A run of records
((

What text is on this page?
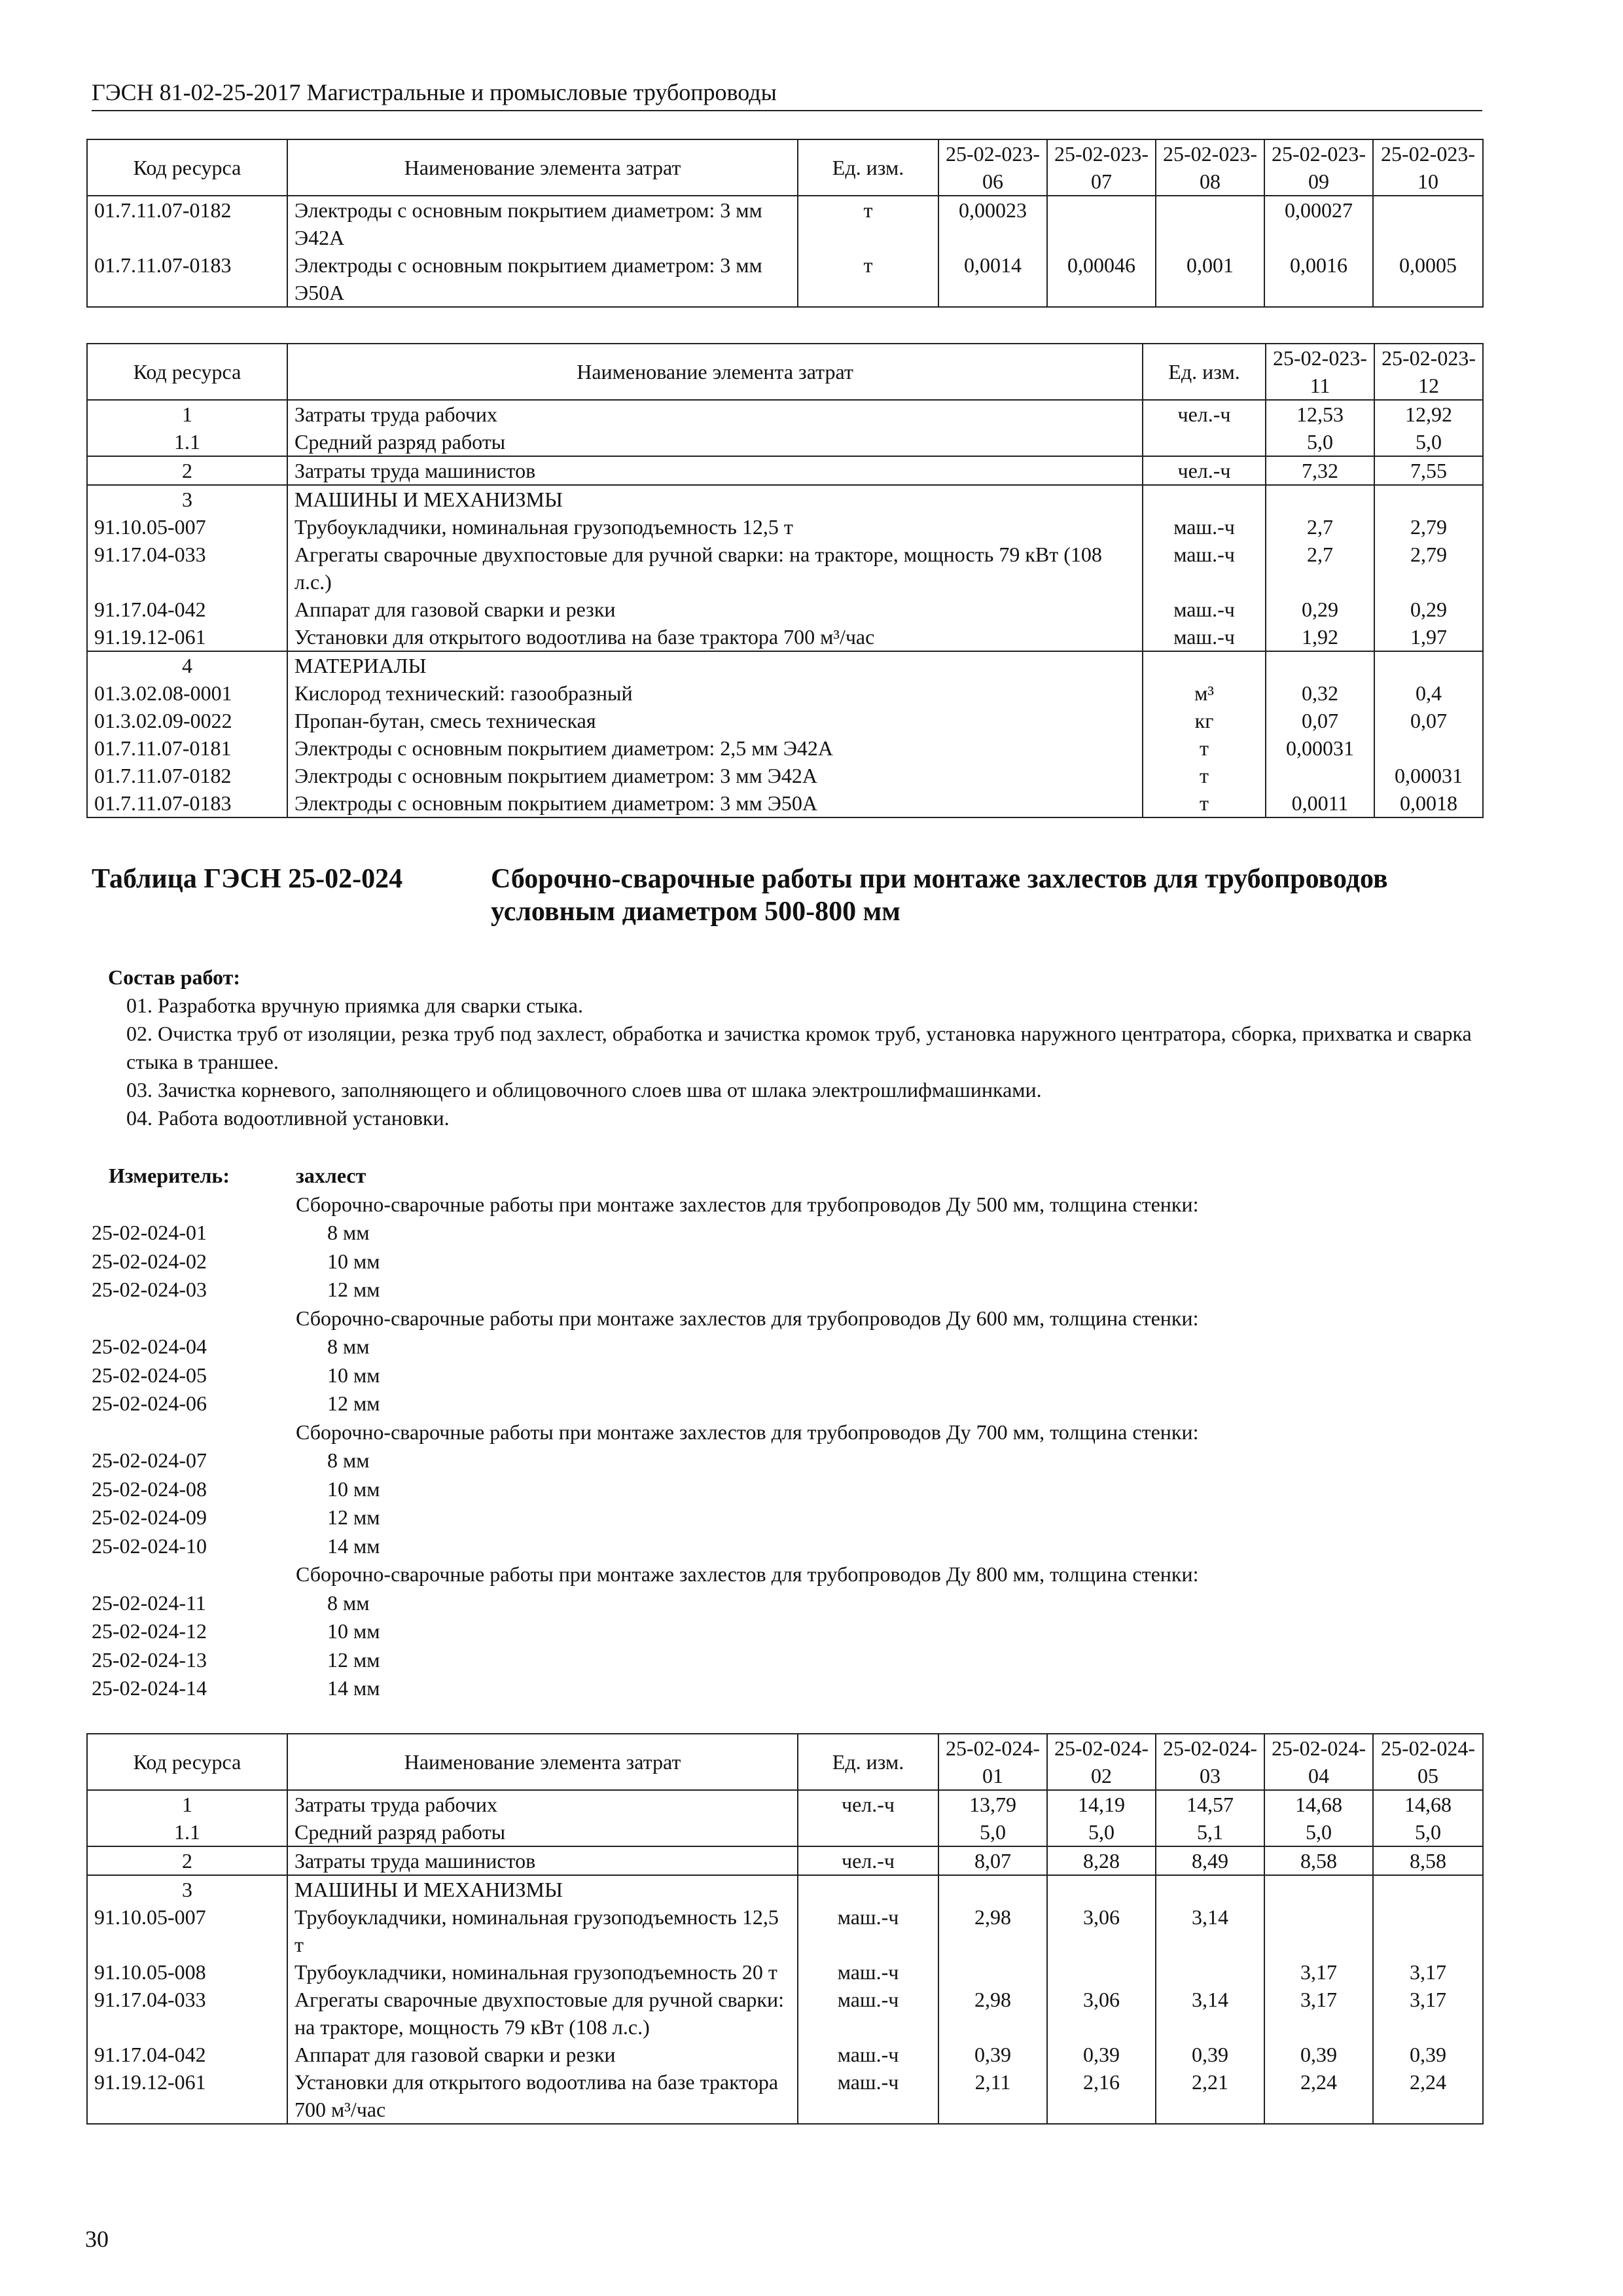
ГЭСН 81-02-25-2017 Магистральные и промысловые трубопроводы
Код ресурса	Наименование элемента затрат	Ед. изм.	25-02-023-06	25-02-023-07	25-02-023-08	25-02-023-09	25-02-023-10
01.7.11.07-0182	Электроды с основным покрытием диаметром: 3 мм Э42А	т	0,00023			0,00027	
01.7.11.07-0183	Электроды с основным покрытием диаметром: 3 мм Э50А	т	0,0014	0,00046	0,001	0,0016	0,0005
Код ресурса	Наименование элемента затрат	Ед. изм.	25-02-023-11	25-02-023-12
1	Затраты труда рабочих	чел.-ч	12,53	12,92
1.1	Средний разряд работы		5,0	5,0
2	Затраты труда машинистов	чел.-ч	7,32	7,55
3	МАШИНЫ И МЕХАНИЗМЫ			
91.10.05-007	Трубоукладчики, номинальная грузоподъемность 12,5 т	маш.-ч	2,7	2,79
91.17.04-033	Агрегаты сварочные двухпостовые для ручной сварки: на тракторе, мощность 79 кВт (108 л.с.)	маш.-ч	2,7	2,79
91.17.04-042	Аппарат для газовой сварки и резки	маш.-ч	0,29	0,29
91.19.12-061	Установки для открытого водоотлива на базе трактора 700 м³/час	маш.-ч	1,92	1,97
4	МАТЕРИАЛЫ			
01.3.02.08-0001	Кислород технический: газообразный	м³	0,32	0,4
01.3.02.09-0022	Пропан-бутан, смесь техническая	кг	0,07	0,07
01.7.11.07-0181	Электроды с основным покрытием диаметром: 2,5 мм Э42А	т	0,00031	
01.7.11.07-0182	Электроды с основным покрытием диаметром: 3 мм Э42А	т		0,00031
01.7.11.07-0183	Электроды с основным покрытием диаметром: 3 мм Э50А	т	0,0011	0,0018
Таблица ГЭСН 25-02-024	Сборочно-сварочные работы при монтаже захлестов для трубопроводов условным диаметром 500-800 мм
Состав работ:
01. Разработка вручную приямка для сварки стыка.
02. Очистка труб от изоляции, резка труб под захлест, обработка и зачистка кромок труб, установка наружного центратора, сборка, прихватка и сварка стыка в траншее.
03. Зачистка корневого, заполняющего и облицовочного слоев шва от шлака электрошлифмашинками.
04. Работа водоотливной установки.
Измеритель:	захлест
Сборочно-сварочные работы при монтаже захлестов для трубопроводов Ду 500 мм, толщина стенки:
25-02-024-01	8 мм
25-02-024-02	10 мм
25-02-024-03	12 мм
Сборочно-сварочные работы при монтаже захлестов для трубопроводов Ду 600 мм, толщина стенки:
25-02-024-04	8 мм
25-02-024-05	10 мм
25-02-024-06	12 мм
Сборочно-сварочные работы при монтаже захлестов для трубопроводов Ду 700 мм, толщина стенки:
25-02-024-07	8 мм
25-02-024-08	10 мм
25-02-024-09	12 мм
25-02-024-10	14 мм
Сборочно-сварочные работы при монтаже захлестов для трубопроводов Ду 800 мм, толщина стенки:
25-02-024-11	8 мм
25-02-024-12	10 мм
25-02-024-13	12 мм
25-02-024-14	14 мм
Код ресурса	Наименование элемента затрат	Ед. изм.	25-02-024-01	25-02-024-02	25-02-024-03	25-02-024-04	25-02-024-05
1	Затраты труда рабочих	чел.-ч	13,79	14,19	14,57	14,68	14,68
1.1	Средний разряд работы		5,0	5,0	5,1	5,0	5,0
2	Затраты труда машинистов	чел.-ч	8,07	8,28	8,49	8,58	8,58
3	МАШИНЫ И МЕХАНИЗМЫ						
91.10.05-007	Трубоукладчики, номинальная грузоподъемность 12,5 т	маш.-ч	2,98	3,06	3,14		
91.10.05-008	Трубоукладчики, номинальная грузоподъемность 20 т	маш.-ч				3,17	3,17
91.17.04-033	Агрегаты сварочные двухпостовые для ручной сварки: на тракторе, мощность 79 кВт (108 л.с.)	маш.-ч	2,98	3,06	3,14	3,17	3,17
91.17.04-042	Аппарат для газовой сварки и резки	маш.-ч	0,39	0,39	0,39	0,39	0,39
91.19.12-061	Установки для открытого водоотлива на базе трактора 700 м³/час	маш.-ч	2,11	2,16	2,21	2,24	2,24
30
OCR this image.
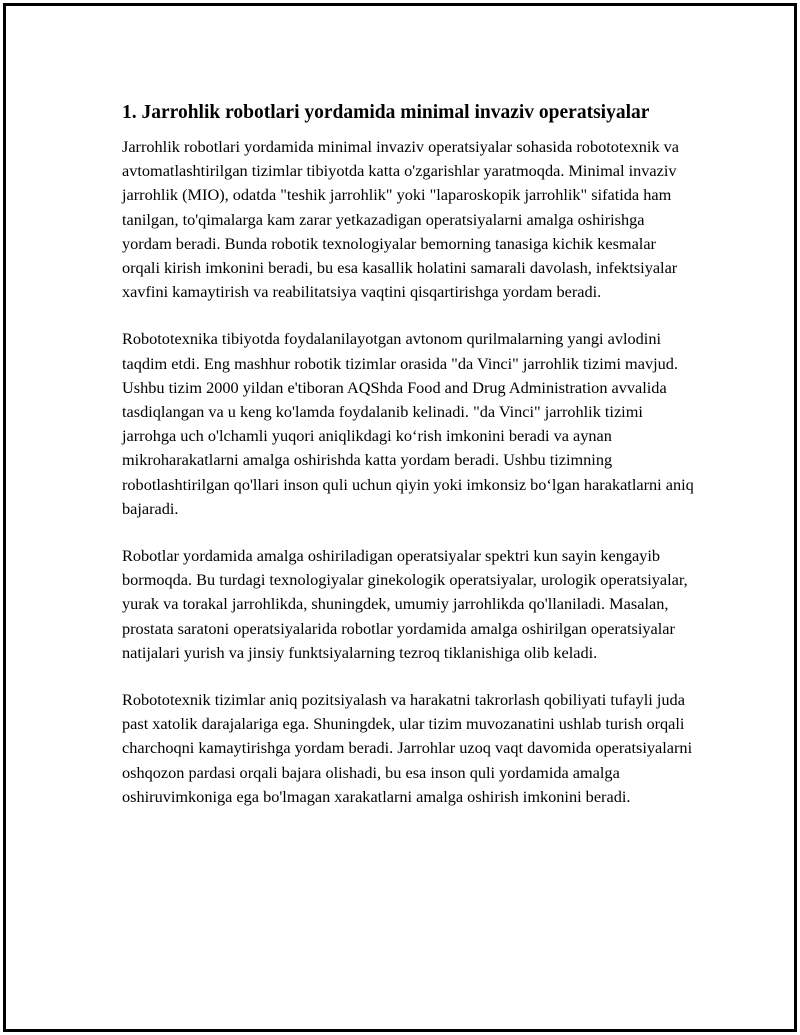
1. Jarrohlik robotlari yordamida minimal invaziv operatsiyalar

Jarrohlik robotlari yordamida minimal invaziv operatsiyalar sohasida robototexnik va avtomatlashtirilgan tizimlar tibiyotda katta o'zgarishlar yaratmoqda. Minimal invaziv jarrohlik (MIO), odatda "teshik jarrohlik" yoki "laparoskopik jarrohlik" sifatida ham tanilgan, to'qimalarga kam zarar yetkazadigan operatsiyalarni amalga oshirishga yordam beradi. Bunda robotik texnologiyalar bemorning tanasiga kichik kesmalar orqali kirish imkonini beradi, bu esa kasallik holatini samarali davolash, infektsiyalar xavfini kamaytirish va reabilitatsiya vaqtini qisqartirishga yordam beradi.

Robototexnika tibiyotda foydalanilayotgan avtonom qurilmalarning yangi avlodini taqdim etdi. Eng mashhur robotik tizimlar orasida "da Vinci" jarrohlik tizimi mavjud. Ushbu tizim 2000 yildan e'tiboran AQShda Food and Drug Administration avvalida tasdiqlangan va u keng ko'lamda foydalanib kelinadi. "da Vinci" jarrohlik tizimi jarrohga uch o'lchamli yuqori aniqlikdagi ko‘rish imkonini beradi va aynan mikroharakatlarni amalga oshirishda katta yordam beradi. Ushbu tizimning robotlashtirilgan qo'llari inson quli uchun qiyin yoki imkonsiz bo‘lgan harakatlarni aniq bajaradi.

Robotlar yordamida amalga oshiriladigan operatsiyalar spektri kun sayin kengayib bormoqda. Bu turdagi texnologiyalar ginekologik operatsiyalar, urologik operatsiyalar, yurak va torakal jarrohlikda, shuningdek, umumiy jarrohlikda qo'llaniladi. Masalan, prostata saratoni operatsiyalarida robotlar yordamida amalga oshirilgan operatsiyalar natijalari yurish va jinsiy funktsiyalarning tezroq tiklanishiga olib keladi.

Robototexnik tizimlar aniq pozitsiyalash va harakatni takrorlash qobiliyati tufayli juda past xatolik darajalariga ega. Shuningdek, ular tizim muvozanatini ushlab turish orqali charchoqni kamaytirishga yordam beradi. Jarrohlar uzoq vaqt davomida operatsiyalarni oshqozon pardasi orqali bajara olishadi, bu esa inson quli yordamida amalga oshiruvimkoniga ega bo'lmagan xarakatlarni amalga oshirish imkonini beradi.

))

» **EXERCISE REQUIREMENTS**:
Gather up the lines that contain the word "газовой".

» **COMPLETE RESPONSE**:
91.17.04-042	Аппарат для газовой сварки и резки	маш.-ч	0,29	0,29
91.17.04-042	Аппарат для газовой сварки и резки	маш.-ч	0,39	0,39	0,39	0,39	0,39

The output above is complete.